* _Dataset extract_
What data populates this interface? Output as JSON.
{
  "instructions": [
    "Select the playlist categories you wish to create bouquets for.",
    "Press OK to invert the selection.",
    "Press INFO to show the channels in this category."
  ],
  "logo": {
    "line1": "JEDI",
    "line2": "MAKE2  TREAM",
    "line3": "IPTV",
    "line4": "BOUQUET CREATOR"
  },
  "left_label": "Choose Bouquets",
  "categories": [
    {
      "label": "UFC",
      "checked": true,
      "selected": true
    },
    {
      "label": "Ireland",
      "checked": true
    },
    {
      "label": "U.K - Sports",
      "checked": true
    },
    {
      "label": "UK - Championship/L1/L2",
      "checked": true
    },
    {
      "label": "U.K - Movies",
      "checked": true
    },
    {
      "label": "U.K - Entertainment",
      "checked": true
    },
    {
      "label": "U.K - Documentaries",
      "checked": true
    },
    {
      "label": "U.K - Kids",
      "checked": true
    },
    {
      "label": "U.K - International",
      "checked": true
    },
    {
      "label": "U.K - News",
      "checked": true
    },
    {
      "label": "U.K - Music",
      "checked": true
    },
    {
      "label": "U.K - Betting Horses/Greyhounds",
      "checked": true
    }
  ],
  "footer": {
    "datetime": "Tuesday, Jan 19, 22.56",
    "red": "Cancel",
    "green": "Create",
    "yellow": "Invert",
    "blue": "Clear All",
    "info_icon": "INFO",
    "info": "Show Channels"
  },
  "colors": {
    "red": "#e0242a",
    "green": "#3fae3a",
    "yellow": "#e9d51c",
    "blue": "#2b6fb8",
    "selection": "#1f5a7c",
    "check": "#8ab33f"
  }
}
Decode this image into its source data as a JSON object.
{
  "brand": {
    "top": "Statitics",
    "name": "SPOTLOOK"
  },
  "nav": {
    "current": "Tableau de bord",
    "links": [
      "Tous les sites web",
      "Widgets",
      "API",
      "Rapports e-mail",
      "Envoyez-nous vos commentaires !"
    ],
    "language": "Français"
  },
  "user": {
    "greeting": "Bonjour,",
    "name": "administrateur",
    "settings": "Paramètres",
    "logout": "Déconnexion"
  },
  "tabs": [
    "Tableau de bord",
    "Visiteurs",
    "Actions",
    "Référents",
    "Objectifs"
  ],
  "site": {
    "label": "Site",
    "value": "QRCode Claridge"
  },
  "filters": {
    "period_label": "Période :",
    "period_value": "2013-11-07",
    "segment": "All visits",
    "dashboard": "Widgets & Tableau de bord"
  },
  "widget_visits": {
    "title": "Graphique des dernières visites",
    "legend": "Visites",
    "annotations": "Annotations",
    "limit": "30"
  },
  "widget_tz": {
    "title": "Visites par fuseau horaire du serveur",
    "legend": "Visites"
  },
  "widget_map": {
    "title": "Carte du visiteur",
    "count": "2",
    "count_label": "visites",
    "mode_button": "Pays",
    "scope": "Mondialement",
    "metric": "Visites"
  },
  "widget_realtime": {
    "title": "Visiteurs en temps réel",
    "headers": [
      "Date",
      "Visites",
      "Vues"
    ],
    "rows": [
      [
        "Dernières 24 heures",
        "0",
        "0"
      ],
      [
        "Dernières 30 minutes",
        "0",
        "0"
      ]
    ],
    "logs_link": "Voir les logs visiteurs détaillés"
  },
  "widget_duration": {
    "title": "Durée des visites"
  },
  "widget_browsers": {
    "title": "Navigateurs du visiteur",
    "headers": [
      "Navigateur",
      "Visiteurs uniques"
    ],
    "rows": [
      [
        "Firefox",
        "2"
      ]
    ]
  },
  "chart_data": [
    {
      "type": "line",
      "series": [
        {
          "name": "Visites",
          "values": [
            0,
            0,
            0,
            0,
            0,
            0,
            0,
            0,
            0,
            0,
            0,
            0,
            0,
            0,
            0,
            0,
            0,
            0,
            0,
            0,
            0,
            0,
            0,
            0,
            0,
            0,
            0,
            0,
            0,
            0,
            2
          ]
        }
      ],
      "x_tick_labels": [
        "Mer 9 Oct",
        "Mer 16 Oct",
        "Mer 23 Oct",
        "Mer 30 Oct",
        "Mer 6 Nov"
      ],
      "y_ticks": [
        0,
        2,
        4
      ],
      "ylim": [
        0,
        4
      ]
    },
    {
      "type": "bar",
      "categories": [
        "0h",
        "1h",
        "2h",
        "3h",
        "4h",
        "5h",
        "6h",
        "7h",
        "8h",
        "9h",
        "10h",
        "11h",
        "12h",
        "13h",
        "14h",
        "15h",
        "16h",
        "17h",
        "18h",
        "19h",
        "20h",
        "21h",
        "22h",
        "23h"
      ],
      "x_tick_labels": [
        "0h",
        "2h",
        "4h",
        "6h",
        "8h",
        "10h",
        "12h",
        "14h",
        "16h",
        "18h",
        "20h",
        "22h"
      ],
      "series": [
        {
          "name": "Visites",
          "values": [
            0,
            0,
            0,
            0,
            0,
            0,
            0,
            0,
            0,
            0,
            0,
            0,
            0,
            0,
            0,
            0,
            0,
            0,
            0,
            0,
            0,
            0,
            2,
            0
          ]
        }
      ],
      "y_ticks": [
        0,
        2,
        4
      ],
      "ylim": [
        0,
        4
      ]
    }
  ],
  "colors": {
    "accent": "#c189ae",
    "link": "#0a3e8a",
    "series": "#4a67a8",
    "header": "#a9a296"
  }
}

* _The task_
Note each line of the entries that has "selection" in it, and copy those lines.

* _Full response_
    "Press OK to invert the selection.",
    "selection": "#1f5a7c",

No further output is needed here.